Identify all lines in the data containing the string "Separation". Copy them out.

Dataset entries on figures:

----

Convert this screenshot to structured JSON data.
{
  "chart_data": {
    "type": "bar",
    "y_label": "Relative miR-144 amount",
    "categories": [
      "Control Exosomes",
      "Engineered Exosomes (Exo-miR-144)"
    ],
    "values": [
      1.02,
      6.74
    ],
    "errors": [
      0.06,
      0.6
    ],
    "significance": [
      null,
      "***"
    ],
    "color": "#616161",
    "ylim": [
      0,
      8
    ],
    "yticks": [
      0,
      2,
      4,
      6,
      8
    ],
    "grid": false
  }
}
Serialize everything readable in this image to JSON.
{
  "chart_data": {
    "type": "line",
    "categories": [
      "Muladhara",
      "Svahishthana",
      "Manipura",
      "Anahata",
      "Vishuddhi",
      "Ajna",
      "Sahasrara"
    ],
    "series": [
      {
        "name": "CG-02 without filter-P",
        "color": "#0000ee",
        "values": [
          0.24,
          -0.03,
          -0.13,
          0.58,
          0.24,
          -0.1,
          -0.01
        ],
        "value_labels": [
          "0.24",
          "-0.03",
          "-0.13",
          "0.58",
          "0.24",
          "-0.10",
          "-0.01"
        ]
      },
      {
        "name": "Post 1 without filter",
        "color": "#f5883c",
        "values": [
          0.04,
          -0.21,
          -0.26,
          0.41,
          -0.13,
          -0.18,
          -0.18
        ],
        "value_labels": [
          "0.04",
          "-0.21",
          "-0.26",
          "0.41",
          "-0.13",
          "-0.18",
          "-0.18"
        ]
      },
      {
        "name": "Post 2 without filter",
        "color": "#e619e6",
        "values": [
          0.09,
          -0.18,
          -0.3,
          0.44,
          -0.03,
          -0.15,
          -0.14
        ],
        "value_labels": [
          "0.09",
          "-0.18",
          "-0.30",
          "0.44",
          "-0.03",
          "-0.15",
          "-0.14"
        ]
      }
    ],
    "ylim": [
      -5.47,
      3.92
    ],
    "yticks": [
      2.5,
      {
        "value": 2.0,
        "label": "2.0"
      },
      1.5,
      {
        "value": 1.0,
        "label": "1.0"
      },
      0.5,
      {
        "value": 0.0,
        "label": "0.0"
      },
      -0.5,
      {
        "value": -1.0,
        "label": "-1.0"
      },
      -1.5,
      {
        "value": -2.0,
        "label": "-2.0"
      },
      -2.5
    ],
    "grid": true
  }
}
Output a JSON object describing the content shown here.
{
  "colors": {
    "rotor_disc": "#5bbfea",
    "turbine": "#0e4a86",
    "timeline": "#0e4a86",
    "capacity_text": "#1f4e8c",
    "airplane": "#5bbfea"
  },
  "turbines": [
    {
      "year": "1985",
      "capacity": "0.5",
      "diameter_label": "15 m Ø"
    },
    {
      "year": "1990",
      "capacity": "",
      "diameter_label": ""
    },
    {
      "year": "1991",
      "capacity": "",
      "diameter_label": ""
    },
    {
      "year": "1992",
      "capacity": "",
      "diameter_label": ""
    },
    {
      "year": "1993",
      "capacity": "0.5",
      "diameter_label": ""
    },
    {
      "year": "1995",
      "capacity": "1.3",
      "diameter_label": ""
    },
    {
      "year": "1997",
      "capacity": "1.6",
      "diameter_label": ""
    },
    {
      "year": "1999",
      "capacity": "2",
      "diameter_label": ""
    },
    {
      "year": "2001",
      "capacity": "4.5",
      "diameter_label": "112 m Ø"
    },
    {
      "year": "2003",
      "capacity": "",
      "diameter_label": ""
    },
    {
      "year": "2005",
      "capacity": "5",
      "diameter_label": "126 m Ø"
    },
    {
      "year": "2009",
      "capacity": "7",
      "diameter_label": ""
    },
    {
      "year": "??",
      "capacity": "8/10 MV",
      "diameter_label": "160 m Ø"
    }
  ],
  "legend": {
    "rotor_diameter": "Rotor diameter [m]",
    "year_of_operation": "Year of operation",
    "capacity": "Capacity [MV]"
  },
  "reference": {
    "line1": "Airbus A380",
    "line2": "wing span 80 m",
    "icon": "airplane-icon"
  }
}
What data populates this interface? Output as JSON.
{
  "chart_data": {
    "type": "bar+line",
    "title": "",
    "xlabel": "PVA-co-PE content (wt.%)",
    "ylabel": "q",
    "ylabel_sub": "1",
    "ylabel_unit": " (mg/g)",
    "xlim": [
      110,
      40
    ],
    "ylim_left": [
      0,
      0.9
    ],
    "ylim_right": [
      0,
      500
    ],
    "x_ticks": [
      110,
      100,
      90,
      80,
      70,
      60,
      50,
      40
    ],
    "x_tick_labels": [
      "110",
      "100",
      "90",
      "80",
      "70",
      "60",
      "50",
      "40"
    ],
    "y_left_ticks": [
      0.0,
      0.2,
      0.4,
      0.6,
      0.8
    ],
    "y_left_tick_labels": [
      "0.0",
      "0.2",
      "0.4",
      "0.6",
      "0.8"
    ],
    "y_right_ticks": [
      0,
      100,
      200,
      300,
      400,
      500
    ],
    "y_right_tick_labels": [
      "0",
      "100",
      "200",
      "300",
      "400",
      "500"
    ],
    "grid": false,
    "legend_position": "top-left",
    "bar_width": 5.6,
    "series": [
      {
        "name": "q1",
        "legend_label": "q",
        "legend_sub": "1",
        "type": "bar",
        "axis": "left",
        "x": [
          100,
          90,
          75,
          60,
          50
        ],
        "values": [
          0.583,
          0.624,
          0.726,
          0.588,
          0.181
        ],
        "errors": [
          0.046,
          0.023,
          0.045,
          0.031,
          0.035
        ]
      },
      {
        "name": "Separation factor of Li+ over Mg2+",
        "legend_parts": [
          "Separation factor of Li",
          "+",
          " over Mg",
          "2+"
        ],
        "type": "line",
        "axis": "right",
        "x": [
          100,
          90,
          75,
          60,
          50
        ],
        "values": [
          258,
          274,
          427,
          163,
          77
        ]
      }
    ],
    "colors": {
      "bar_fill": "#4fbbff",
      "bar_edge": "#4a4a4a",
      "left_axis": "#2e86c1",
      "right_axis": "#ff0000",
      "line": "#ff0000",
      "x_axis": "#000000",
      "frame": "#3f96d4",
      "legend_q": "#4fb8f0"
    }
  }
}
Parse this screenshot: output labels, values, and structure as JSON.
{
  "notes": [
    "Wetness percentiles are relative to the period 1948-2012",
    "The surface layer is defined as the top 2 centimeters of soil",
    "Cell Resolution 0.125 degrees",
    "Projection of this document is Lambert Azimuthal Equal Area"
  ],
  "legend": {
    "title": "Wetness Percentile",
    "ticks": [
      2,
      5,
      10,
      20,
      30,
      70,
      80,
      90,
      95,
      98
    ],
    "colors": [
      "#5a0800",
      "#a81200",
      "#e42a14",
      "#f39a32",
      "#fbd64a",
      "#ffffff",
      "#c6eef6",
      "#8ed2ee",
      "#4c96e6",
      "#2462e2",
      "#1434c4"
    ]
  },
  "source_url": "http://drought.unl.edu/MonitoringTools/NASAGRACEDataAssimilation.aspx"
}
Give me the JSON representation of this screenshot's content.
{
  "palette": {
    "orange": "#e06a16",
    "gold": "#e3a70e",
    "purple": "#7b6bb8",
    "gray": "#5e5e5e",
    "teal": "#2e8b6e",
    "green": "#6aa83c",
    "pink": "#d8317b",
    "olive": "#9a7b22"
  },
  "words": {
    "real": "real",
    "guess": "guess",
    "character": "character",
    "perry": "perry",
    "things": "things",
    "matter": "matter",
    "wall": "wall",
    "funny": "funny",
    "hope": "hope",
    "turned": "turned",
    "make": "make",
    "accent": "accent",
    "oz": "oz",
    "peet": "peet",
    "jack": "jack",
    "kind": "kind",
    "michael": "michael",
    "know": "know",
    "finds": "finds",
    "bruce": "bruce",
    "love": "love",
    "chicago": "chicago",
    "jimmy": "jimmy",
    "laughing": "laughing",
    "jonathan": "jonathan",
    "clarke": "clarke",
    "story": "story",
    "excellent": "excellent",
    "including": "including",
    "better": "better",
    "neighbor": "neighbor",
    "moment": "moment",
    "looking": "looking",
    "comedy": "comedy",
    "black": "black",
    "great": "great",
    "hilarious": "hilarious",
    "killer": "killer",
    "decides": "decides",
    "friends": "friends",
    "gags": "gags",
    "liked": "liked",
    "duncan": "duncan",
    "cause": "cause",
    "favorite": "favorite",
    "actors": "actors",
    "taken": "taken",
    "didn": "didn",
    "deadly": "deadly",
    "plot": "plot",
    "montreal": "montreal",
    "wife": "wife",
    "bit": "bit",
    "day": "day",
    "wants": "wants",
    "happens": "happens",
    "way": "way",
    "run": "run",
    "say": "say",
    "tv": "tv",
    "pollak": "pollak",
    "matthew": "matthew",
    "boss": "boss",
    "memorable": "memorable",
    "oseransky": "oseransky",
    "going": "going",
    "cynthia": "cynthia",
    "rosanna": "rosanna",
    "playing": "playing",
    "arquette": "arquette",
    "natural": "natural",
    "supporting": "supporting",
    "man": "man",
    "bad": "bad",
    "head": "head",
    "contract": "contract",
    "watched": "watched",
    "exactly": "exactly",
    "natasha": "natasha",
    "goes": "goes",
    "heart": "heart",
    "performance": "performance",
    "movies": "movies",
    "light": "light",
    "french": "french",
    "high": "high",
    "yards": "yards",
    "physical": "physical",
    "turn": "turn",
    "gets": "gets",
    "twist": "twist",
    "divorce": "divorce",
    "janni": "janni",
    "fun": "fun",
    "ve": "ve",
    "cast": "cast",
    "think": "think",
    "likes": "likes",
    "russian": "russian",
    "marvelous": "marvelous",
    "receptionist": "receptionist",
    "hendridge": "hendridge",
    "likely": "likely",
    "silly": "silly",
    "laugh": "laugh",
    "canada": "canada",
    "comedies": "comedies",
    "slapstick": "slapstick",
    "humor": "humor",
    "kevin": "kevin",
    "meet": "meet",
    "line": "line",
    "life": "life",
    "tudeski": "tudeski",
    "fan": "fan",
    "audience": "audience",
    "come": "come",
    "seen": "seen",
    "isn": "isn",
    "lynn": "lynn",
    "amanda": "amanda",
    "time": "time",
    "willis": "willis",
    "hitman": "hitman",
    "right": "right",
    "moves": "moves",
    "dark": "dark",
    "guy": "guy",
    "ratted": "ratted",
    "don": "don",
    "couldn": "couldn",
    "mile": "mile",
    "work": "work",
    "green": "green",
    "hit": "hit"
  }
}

----

— Expected answer —
        "name": "Separation factor of Li+ over Mg2+",
          "Separation factor of Li",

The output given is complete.